PROBLEM DESCRIPTION: Retyping should cover only the lines from the one containing "What does this" through the final line of the records, with pictures omitted.

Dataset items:
------------

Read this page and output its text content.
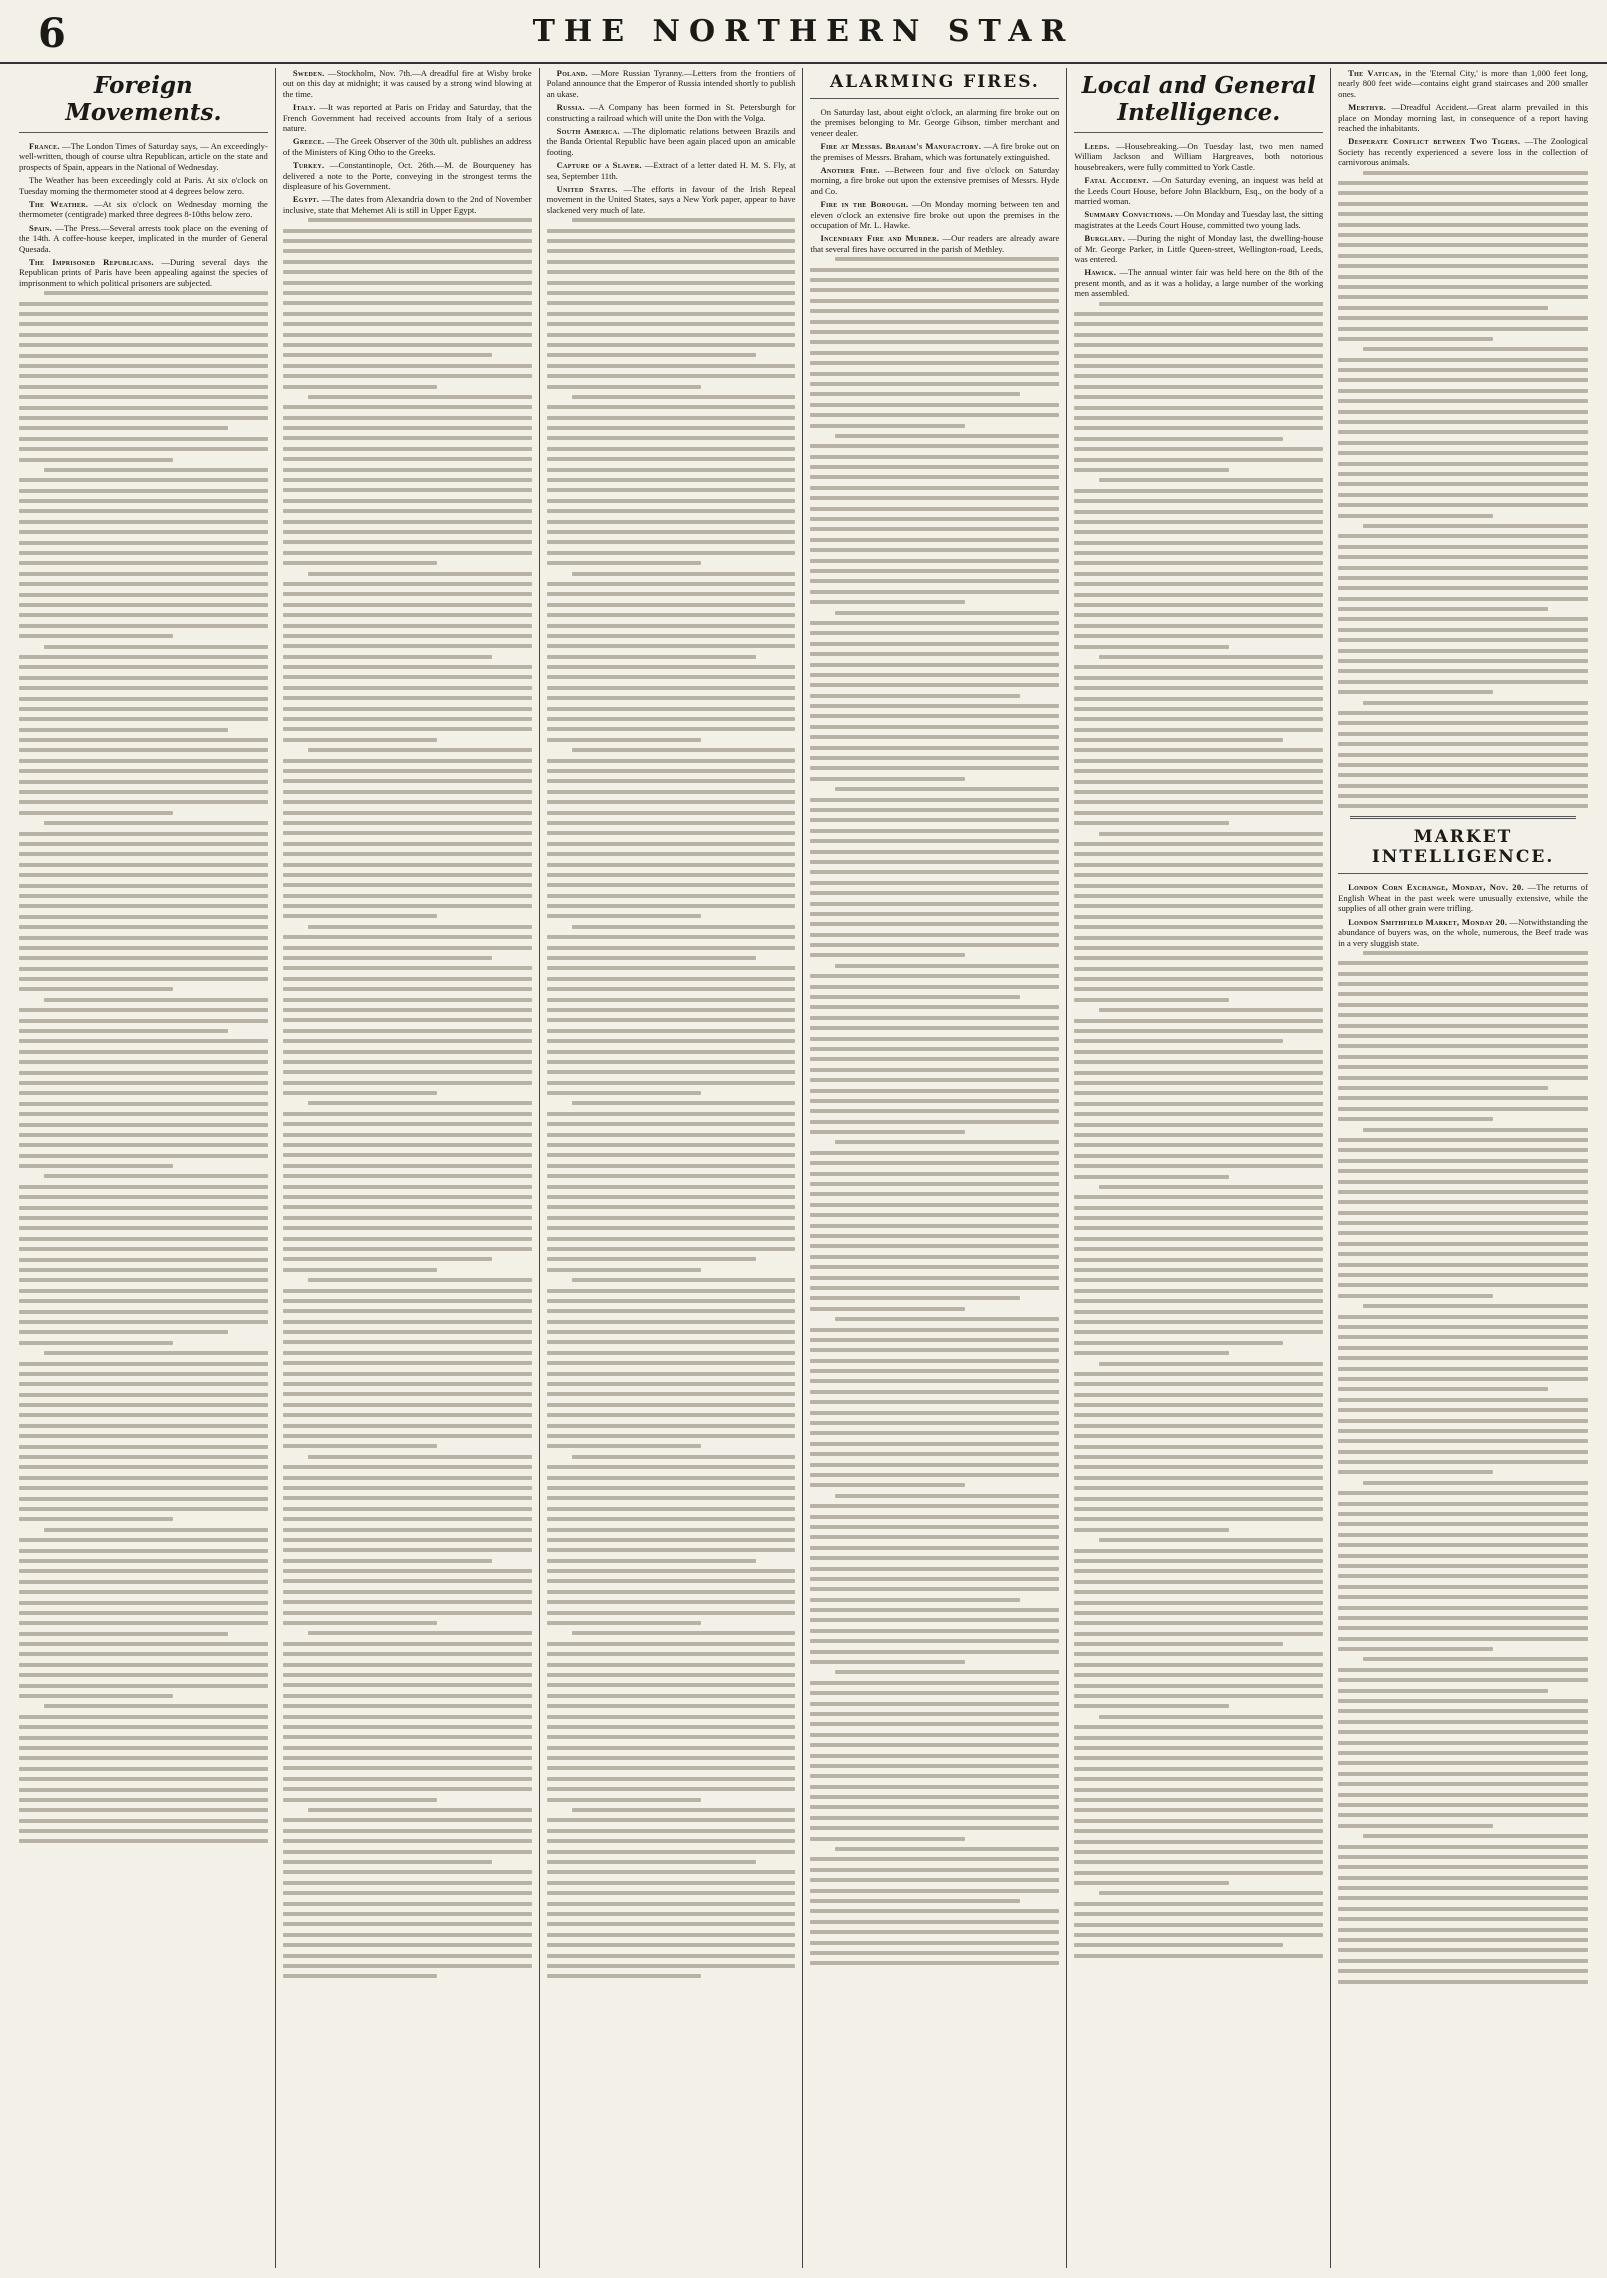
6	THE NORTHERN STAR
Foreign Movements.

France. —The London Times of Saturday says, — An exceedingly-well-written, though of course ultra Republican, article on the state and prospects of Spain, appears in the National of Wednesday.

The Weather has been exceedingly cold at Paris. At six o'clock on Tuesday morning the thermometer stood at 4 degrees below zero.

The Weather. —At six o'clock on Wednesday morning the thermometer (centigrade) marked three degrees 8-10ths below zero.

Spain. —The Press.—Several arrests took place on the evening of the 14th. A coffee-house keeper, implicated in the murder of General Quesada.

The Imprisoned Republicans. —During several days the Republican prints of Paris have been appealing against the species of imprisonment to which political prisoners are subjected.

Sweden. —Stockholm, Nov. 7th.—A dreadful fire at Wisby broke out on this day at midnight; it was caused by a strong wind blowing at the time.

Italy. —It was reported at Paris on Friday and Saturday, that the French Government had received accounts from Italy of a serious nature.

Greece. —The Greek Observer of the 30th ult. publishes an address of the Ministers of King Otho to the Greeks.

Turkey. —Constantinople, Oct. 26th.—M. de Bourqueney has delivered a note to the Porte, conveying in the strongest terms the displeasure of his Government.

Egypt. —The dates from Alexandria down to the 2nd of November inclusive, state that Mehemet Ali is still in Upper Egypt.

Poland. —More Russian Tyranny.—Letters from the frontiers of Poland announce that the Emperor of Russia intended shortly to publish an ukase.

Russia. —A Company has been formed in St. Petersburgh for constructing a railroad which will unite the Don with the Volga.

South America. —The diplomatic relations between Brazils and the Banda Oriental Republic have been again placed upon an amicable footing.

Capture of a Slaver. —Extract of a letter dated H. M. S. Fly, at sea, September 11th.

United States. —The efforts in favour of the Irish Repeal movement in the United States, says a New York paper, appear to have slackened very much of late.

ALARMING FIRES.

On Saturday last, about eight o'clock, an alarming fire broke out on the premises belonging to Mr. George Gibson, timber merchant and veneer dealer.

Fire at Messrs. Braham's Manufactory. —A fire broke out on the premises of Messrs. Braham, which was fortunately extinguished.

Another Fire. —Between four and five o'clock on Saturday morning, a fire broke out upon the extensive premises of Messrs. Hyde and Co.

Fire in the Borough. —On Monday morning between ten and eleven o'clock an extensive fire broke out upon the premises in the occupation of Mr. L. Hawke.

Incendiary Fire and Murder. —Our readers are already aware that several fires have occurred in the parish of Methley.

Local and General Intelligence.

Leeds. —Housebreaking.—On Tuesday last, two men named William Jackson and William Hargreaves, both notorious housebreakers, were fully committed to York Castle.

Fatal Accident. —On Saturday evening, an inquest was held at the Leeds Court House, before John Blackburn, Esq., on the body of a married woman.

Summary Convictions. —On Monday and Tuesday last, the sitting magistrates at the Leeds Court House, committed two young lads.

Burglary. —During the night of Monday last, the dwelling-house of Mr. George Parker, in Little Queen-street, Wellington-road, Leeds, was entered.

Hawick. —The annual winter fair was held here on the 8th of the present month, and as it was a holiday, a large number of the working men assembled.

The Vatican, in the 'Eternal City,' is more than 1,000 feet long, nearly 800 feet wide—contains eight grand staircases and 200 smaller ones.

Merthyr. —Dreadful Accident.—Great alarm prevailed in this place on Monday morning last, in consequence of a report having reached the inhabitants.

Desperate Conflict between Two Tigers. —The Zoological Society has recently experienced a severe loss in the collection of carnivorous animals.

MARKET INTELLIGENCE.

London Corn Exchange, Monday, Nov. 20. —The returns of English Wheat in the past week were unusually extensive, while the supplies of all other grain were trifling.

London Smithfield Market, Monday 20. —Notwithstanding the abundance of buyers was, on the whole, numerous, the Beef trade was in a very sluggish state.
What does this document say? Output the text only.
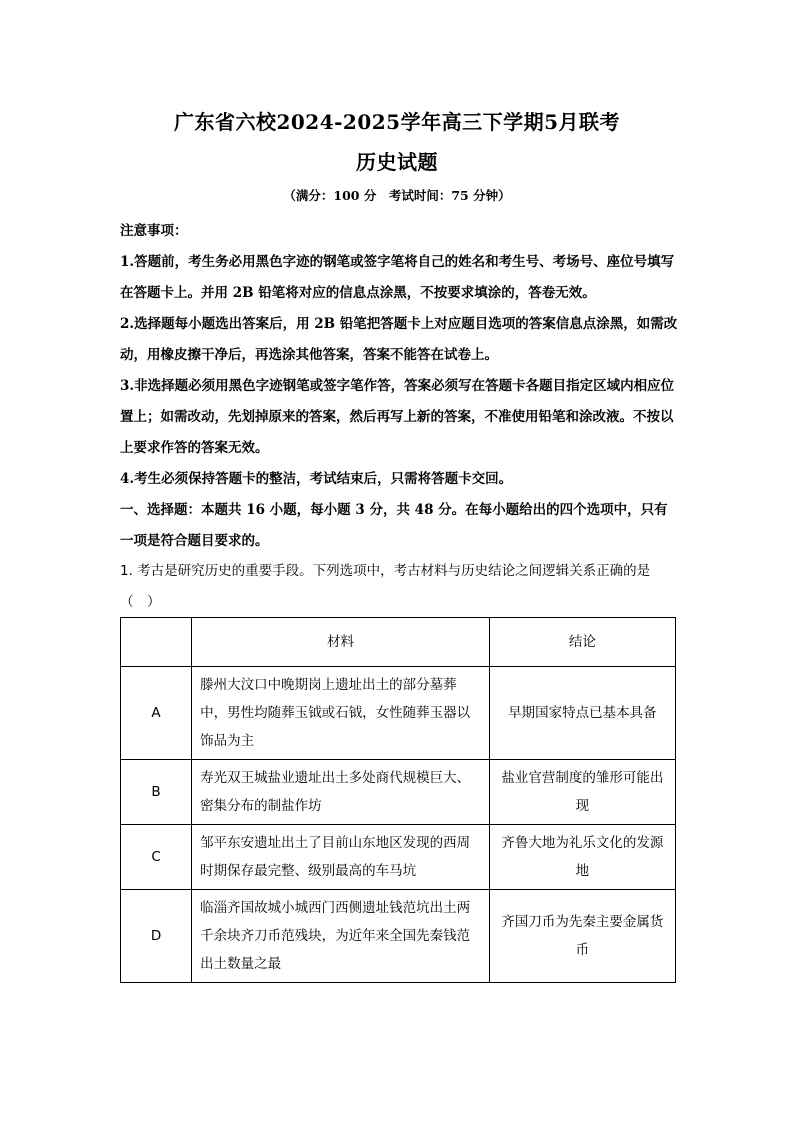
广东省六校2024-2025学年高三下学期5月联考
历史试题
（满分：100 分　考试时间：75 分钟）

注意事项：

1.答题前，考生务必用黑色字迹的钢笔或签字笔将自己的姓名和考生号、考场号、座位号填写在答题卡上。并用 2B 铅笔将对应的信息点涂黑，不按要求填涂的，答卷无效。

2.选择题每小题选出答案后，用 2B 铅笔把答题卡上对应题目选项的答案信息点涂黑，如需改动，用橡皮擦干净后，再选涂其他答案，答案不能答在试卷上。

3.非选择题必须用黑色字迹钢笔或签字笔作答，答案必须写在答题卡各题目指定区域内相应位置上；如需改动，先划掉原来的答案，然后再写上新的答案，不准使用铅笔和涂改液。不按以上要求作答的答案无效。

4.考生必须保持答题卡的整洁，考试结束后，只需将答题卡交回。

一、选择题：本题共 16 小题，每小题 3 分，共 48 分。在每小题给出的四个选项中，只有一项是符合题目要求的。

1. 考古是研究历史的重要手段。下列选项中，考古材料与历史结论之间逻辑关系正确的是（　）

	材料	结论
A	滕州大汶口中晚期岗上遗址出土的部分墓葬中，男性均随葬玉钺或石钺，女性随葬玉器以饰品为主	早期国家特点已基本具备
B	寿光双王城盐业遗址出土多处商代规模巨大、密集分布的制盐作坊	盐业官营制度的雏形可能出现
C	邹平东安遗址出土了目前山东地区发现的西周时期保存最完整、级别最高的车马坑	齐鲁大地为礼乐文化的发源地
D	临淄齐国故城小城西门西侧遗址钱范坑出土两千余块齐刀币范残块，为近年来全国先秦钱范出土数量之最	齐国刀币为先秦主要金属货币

------------

THE RESULT:
What does this document say? Output the text only.
广东省六校2024-2025学年高三下学期5月联考
历史试题
（满分：100 分　考试时间：75 分钟）

注意事项：

1.答题前，考生务必用黑色字迹的钢笔或签字笔将自己的姓名和考生号、考场号、座位号填写在答题卡上。并用 2B 铅笔将对应的信息点涂黑，不按要求填涂的，答卷无效。

2.选择题每小题选出答案后，用 2B 铅笔把答题卡上对应题目选项的答案信息点涂黑，如需改动，用橡皮擦干净后，再选涂其他答案，答案不能答在试卷上。

3.非选择题必须用黑色字迹钢笔或签字笔作答，答案必须写在答题卡各题目指定区域内相应位置上；如需改动，先划掉原来的答案，然后再写上新的答案，不准使用铅笔和涂改液。不按以上要求作答的答案无效。

4.考生必须保持答题卡的整洁，考试结束后，只需将答题卡交回。

一、选择题：本题共 16 小题，每小题 3 分，共 48 分。在每小题给出的四个选项中，只有一项是符合题目要求的。

1. 考古是研究历史的重要手段。下列选项中，考古材料与历史结论之间逻辑关系正确的是（　）

	材料	结论
A	滕州大汶口中晚期岗上遗址出土的部分墓葬中，男性均随葬玉钺或石钺，女性随葬玉器以饰品为主	早期国家特点已基本具备
B	寿光双王城盐业遗址出土多处商代规模巨大、密集分布的制盐作坊	盐业官营制度的雏形可能出现
C	邹平东安遗址出土了目前山东地区发现的西周时期保存最完整、级别最高的车马坑	齐鲁大地为礼乐文化的发源地
D	临淄齐国故城小城西门西侧遗址钱范坑出土两千余块齐刀币范残块，为近年来全国先秦钱范出土数量之最	齐国刀币为先秦主要金属货币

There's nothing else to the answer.